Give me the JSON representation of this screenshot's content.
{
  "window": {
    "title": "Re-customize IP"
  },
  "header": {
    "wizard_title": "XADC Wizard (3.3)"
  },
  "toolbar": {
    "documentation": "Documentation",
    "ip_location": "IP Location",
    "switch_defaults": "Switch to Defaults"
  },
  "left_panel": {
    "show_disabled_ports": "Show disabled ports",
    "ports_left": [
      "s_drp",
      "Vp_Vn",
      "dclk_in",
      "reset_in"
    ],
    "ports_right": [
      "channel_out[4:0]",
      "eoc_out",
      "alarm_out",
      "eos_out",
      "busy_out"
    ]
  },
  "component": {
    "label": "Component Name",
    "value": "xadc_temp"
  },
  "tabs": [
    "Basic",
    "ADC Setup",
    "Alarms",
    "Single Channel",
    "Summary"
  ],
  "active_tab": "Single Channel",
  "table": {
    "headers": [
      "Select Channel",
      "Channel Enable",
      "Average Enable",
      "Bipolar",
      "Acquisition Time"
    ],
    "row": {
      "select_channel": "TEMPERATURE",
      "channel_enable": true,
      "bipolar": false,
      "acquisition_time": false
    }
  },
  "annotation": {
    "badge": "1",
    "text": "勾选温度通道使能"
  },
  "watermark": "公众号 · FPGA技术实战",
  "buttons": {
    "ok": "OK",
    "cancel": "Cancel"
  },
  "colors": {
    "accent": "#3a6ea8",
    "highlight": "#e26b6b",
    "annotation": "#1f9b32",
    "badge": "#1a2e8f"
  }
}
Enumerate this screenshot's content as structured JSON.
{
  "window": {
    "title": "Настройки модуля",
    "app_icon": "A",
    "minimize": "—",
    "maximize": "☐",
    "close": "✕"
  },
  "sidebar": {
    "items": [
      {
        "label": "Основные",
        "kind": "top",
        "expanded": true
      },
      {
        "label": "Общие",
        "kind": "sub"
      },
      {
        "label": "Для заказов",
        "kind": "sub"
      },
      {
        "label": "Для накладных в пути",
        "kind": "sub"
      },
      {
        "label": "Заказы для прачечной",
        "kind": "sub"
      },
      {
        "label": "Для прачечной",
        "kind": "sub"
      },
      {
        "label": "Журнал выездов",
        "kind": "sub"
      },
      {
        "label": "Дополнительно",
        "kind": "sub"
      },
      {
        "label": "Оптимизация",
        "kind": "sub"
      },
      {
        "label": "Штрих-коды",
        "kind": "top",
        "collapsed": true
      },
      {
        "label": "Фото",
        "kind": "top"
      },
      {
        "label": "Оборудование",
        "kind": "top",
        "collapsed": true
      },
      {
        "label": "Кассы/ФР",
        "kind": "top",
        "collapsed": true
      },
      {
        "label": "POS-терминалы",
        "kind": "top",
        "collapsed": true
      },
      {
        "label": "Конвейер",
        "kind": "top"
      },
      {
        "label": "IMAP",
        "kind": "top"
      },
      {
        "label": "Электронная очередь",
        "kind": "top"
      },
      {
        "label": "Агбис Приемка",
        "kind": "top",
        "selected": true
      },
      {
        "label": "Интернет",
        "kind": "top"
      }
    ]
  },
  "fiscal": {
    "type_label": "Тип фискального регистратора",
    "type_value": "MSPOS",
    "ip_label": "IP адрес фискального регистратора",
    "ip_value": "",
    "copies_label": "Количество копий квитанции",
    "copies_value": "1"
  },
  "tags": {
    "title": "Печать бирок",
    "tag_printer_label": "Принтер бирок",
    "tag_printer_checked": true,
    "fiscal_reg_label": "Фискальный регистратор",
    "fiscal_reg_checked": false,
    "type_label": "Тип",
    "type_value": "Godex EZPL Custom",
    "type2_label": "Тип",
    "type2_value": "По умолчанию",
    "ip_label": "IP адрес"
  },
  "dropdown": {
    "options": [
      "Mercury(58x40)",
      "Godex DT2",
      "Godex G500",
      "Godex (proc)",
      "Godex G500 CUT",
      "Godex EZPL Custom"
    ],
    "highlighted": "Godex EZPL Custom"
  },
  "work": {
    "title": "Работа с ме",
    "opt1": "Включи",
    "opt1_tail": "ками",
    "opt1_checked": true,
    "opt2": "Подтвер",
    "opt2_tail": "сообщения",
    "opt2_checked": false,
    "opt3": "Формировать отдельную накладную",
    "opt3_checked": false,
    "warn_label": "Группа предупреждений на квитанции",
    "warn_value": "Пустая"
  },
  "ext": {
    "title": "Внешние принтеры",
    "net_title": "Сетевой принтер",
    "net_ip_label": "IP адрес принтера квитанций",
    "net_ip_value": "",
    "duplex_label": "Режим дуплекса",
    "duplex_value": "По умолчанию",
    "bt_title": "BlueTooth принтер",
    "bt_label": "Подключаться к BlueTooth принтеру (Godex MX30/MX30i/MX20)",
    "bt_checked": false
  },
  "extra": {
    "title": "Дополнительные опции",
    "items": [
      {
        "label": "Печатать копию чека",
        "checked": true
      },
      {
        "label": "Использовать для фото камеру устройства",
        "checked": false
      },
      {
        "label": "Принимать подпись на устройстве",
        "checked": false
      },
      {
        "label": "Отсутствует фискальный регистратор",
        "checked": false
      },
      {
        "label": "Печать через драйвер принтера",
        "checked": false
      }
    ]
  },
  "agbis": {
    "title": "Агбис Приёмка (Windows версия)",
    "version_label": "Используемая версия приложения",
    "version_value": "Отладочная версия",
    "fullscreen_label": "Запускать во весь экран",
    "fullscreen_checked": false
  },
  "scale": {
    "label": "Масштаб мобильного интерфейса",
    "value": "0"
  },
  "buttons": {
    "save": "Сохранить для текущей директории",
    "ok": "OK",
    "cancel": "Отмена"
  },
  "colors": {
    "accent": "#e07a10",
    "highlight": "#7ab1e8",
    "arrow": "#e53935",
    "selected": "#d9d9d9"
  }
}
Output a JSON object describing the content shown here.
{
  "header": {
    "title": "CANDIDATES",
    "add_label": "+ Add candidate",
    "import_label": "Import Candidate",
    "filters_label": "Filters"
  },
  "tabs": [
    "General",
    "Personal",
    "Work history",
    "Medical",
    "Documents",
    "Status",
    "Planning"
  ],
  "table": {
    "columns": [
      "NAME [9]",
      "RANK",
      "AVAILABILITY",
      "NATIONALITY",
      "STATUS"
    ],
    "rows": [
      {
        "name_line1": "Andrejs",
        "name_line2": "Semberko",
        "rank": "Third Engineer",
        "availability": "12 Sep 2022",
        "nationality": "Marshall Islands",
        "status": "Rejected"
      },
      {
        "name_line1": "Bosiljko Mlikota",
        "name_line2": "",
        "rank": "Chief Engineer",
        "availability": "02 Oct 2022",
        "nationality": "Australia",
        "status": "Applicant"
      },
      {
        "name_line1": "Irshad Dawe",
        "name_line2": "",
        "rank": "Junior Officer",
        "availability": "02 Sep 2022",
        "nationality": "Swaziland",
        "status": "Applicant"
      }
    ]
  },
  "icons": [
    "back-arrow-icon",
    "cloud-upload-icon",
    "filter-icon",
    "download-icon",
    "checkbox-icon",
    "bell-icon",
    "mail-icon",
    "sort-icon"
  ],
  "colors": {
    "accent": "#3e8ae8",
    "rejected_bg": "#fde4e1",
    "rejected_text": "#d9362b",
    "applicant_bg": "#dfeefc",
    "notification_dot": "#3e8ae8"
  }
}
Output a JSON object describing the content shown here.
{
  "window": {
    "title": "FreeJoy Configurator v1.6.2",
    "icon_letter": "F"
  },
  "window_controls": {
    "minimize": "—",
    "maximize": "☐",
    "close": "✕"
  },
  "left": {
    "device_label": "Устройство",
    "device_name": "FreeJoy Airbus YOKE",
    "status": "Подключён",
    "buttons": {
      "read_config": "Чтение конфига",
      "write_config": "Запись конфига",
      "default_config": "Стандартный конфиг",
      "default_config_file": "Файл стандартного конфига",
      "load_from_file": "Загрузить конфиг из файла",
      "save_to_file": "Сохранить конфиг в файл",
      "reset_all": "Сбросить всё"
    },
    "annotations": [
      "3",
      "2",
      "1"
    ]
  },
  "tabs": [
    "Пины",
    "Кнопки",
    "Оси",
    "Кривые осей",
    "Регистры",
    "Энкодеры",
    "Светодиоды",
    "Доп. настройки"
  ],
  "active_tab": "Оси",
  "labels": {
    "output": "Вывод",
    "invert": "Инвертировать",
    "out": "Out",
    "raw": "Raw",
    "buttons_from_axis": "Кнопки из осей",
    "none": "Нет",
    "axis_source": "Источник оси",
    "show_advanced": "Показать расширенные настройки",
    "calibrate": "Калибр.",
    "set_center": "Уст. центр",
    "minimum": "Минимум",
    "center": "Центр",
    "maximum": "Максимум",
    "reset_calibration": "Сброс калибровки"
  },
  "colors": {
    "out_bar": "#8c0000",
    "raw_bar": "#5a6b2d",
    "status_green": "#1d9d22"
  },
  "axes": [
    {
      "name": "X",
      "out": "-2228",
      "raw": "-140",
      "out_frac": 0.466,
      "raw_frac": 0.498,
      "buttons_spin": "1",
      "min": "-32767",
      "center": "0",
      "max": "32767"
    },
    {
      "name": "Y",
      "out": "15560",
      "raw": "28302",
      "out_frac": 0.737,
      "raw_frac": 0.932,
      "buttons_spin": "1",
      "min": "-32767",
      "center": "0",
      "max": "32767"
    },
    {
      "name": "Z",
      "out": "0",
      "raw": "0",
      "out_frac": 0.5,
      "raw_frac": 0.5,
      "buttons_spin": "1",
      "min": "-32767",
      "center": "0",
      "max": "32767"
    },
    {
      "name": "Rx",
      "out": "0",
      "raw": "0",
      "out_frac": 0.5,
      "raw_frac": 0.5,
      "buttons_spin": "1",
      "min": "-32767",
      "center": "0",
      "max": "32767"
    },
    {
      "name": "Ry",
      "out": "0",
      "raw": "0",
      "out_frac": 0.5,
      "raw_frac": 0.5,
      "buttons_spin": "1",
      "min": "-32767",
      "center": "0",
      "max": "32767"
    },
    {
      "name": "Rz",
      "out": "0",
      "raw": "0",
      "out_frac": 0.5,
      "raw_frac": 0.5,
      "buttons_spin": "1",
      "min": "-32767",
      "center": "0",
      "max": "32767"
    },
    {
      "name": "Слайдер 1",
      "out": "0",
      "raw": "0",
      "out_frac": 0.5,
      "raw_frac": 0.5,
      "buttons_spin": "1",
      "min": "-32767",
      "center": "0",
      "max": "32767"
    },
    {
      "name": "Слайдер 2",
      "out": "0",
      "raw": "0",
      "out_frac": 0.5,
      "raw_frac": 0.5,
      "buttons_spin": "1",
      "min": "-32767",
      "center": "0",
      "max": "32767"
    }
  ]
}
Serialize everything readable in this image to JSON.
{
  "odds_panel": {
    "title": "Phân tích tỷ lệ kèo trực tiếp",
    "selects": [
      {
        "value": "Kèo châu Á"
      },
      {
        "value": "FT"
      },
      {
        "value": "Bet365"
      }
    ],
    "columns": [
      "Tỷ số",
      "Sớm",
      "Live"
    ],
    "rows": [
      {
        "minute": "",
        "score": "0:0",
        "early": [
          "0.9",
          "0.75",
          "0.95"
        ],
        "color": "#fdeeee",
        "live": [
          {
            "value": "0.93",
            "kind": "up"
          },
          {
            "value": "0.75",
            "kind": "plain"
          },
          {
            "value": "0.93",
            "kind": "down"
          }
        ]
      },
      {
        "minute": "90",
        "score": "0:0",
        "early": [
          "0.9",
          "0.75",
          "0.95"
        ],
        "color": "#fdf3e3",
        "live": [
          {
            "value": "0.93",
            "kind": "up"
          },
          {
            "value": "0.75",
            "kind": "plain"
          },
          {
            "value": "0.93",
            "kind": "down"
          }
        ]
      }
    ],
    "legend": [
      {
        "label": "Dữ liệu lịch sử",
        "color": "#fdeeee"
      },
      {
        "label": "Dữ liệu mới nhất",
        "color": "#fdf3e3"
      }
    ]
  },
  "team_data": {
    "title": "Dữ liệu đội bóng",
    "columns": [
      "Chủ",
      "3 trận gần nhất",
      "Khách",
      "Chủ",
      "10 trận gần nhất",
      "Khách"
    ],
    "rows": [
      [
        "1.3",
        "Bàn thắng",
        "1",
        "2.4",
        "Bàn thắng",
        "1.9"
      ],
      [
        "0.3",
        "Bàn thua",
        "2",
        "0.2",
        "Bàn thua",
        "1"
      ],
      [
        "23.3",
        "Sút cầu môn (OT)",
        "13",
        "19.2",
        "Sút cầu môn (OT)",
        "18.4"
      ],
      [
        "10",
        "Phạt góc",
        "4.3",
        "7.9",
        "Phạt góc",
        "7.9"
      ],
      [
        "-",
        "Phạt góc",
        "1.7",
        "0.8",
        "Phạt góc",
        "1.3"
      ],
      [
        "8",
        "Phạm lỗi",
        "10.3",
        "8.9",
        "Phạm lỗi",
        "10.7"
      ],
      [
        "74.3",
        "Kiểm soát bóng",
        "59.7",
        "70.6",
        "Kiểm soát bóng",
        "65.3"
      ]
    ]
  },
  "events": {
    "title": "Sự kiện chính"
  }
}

What you are asked to do: Gather each line holding the string "принтера".

Task output:
    "net_ip_label": "IP адрес принтера квитанций",
        "label": "Печать через драйвер принтера",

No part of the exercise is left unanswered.